Stated goal
Give every entry again, word for word.
[Start Data listing]
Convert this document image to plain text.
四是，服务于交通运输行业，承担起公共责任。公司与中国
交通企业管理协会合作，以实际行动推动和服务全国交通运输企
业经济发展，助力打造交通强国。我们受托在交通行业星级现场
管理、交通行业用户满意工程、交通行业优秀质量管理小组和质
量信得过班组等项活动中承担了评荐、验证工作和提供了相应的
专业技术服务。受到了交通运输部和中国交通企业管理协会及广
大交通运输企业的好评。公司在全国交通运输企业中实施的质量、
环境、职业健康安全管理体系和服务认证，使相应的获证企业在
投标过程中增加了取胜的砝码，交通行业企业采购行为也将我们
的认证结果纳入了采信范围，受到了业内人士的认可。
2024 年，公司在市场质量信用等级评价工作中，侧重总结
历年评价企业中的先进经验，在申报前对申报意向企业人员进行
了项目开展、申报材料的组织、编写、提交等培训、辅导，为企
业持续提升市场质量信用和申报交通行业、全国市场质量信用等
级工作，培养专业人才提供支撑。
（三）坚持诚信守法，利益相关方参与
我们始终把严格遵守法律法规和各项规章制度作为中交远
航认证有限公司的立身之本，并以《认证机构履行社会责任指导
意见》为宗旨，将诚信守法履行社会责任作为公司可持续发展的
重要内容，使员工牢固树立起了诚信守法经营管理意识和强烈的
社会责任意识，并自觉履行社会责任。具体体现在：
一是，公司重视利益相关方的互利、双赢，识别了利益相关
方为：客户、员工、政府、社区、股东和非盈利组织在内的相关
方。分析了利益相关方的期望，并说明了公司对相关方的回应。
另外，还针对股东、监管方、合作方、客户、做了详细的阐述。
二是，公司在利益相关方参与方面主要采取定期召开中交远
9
[End Data listing]
Worked answer
Convert this document image to plain text.
四是，服务于交通运输行业，承担起公共责任。公司与中国
交通企业管理协会合作，以实际行动推动和服务全国交通运输企
业经济发展，助力打造交通强国。我们受托在交通行业星级现场
管理、交通行业用户满意工程、交通行业优秀质量管理小组和质
量信得过班组等项活动中承担了评荐、验证工作和提供了相应的
专业技术服务。受到了交通运输部和中国交通企业管理协会及广
大交通运输企业的好评。公司在全国交通运输企业中实施的质量、
环境、职业健康安全管理体系和服务认证，使相应的获证企业在
投标过程中增加了取胜的砝码，交通行业企业采购行为也将我们
的认证结果纳入了采信范围，受到了业内人士的认可。
2024 年，公司在市场质量信用等级评价工作中，侧重总结
历年评价企业中的先进经验，在申报前对申报意向企业人员进行
了项目开展、申报材料的组织、编写、提交等培训、辅导，为企
业持续提升市场质量信用和申报交通行业、全国市场质量信用等
级工作，培养专业人才提供支撑。
（三）坚持诚信守法，利益相关方参与
我们始终把严格遵守法律法规和各项规章制度作为中交远
航认证有限公司的立身之本，并以《认证机构履行社会责任指导
意见》为宗旨，将诚信守法履行社会责任作为公司可持续发展的
重要内容，使员工牢固树立起了诚信守法经营管理意识和强烈的
社会责任意识，并自觉履行社会责任。具体体现在：
一是，公司重视利益相关方的互利、双赢，识别了利益相关
方为：客户、员工、政府、社区、股东和非盈利组织在内的相关
方。分析了利益相关方的期望，并说明了公司对相关方的回应。
另外，还针对股东、监管方、合作方、客户、做了详细的阐述。
二是，公司在利益相关方参与方面主要采取定期召开中交远
9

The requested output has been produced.